WHAT IS ASKED: Leaving out the pictures, transcribe all of the records faithfully.

— start RECORD EXCERPTS —

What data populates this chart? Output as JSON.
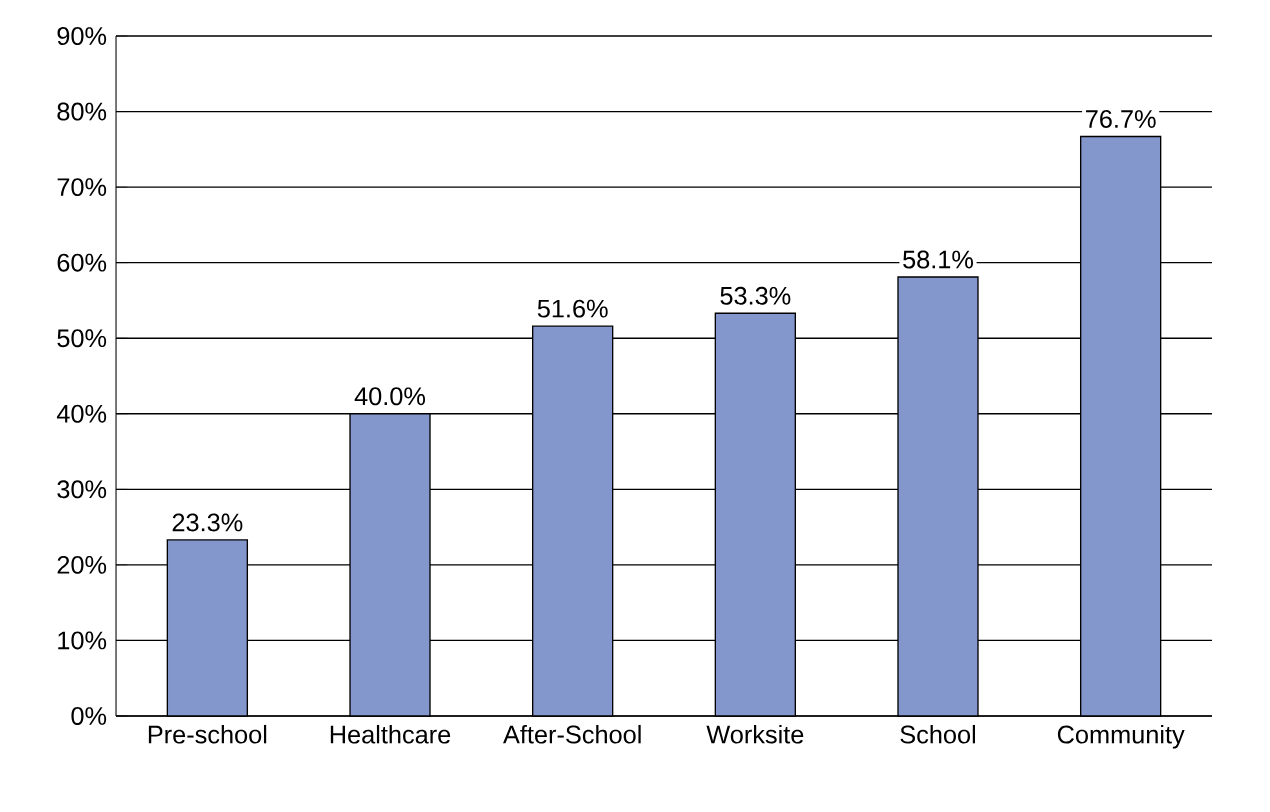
{
  "chart_data": {
    "type": "bar",
    "categories": [
      "Pre-school",
      "Healthcare",
      "After-School",
      "Worksite",
      "School",
      "Community"
    ],
    "values": [
      23.3,
      40.0,
      51.6,
      53.3,
      58.1,
      76.7
    ],
    "value_labels": [
      "23.3%",
      "40.0%",
      "51.6%",
      "53.3%",
      "58.1%",
      "76.7%"
    ],
    "color": "#8497cc",
    "ylim": [
      0,
      90
    ],
    "yticks": [
      {
        "value": 0,
        "label": "0%"
      },
      {
        "value": 10,
        "label": "10%"
      },
      {
        "value": 20,
        "label": "20%"
      },
      {
        "value": 30,
        "label": "30%"
      },
      {
        "value": 40,
        "label": "40%"
      },
      {
        "value": 50,
        "label": "50%"
      },
      {
        "value": 60,
        "label": "60%"
      },
      {
        "value": 70,
        "label": "70%"
      },
      {
        "value": 80,
        "label": "80%"
      },
      {
        "value": 90,
        "label": "90%"
      }
    ],
    "grid": "y"
  }
}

— end RECORD EXCERPTS —

COMPLETE ANSWER:
What data populates this chart? Output as JSON.
{
  "chart_data": {
    "type": "bar",
    "categories": [
      "Pre-school",
      "Healthcare",
      "After-School",
      "Worksite",
      "School",
      "Community"
    ],
    "values": [
      23.3,
      40.0,
      51.6,
      53.3,
      58.1,
      76.7
    ],
    "value_labels": [
      "23.3%",
      "40.0%",
      "51.6%",
      "53.3%",
      "58.1%",
      "76.7%"
    ],
    "color": "#8497cc",
    "ylim": [
      0,
      90
    ],
    "yticks": [
      {
        "value": 0,
        "label": "0%"
      },
      {
        "value": 10,
        "label": "10%"
      },
      {
        "value": 20,
        "label": "20%"
      },
      {
        "value": 30,
        "label": "30%"
      },
      {
        "value": 40,
        "label": "40%"
      },
      {
        "value": 50,
        "label": "50%"
      },
      {
        "value": 60,
        "label": "60%"
      },
      {
        "value": 70,
        "label": "70%"
      },
      {
        "value": 80,
        "label": "80%"
      },
      {
        "value": 90,
        "label": "90%"
      }
    ],
    "grid": "y"
  }
}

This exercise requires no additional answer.